→ **Task description**
Search the data for "ylabel". Each line containing it is to be copied.

→ **Figure record listings**
────
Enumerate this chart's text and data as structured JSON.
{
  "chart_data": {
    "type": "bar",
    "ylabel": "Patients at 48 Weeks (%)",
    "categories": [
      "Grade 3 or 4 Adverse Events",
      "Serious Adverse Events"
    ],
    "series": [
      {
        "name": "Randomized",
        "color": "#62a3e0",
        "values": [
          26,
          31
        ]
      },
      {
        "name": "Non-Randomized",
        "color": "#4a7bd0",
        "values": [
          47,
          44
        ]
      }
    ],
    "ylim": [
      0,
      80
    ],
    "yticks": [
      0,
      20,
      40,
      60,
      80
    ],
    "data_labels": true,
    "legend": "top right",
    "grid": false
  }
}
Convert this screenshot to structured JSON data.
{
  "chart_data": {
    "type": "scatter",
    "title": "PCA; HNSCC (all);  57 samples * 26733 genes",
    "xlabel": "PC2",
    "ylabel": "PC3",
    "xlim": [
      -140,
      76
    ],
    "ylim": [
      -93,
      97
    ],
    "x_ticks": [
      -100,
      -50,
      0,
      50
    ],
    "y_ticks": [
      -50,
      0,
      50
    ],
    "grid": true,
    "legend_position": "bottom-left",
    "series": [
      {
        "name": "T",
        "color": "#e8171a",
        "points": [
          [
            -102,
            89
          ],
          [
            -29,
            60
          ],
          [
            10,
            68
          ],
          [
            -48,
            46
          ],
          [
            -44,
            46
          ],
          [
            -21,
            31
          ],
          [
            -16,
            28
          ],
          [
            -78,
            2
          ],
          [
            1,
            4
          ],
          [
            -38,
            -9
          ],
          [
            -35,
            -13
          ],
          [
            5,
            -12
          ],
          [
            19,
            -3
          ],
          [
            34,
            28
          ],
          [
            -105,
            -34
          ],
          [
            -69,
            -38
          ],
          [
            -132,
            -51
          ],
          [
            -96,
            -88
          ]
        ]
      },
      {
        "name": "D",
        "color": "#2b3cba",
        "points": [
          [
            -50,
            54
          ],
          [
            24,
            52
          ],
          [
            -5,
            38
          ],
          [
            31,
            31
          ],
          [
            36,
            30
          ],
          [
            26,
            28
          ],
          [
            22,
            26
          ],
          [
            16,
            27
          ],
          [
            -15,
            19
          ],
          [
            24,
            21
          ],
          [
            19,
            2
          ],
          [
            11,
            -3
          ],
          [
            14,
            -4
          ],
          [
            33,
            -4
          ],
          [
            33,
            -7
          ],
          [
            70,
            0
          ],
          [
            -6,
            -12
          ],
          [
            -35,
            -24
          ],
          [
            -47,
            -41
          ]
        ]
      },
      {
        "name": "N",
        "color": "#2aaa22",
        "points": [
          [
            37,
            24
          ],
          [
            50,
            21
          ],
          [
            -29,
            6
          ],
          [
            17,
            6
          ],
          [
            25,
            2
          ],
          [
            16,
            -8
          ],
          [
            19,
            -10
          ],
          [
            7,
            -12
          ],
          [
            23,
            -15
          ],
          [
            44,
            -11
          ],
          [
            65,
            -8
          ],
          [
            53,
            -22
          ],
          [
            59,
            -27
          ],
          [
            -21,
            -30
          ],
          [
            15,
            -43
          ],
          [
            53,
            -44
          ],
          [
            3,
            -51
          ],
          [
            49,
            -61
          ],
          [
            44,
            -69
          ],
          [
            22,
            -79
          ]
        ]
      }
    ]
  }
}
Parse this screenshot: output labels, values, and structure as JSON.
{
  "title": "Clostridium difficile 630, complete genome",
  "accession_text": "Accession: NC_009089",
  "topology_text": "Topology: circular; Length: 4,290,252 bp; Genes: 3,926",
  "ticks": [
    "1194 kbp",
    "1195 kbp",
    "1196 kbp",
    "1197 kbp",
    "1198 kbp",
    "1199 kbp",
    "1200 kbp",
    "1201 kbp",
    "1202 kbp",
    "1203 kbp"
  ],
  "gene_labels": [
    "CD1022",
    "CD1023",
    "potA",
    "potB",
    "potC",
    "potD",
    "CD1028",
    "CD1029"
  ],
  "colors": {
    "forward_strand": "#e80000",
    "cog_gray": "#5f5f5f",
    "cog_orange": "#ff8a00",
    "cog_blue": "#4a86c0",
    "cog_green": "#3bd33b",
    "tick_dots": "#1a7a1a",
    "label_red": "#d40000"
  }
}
────
→ **Expected output**
    "ylabel": "Patients at 48 Weeks (%)",
    "ylabel": "PC3",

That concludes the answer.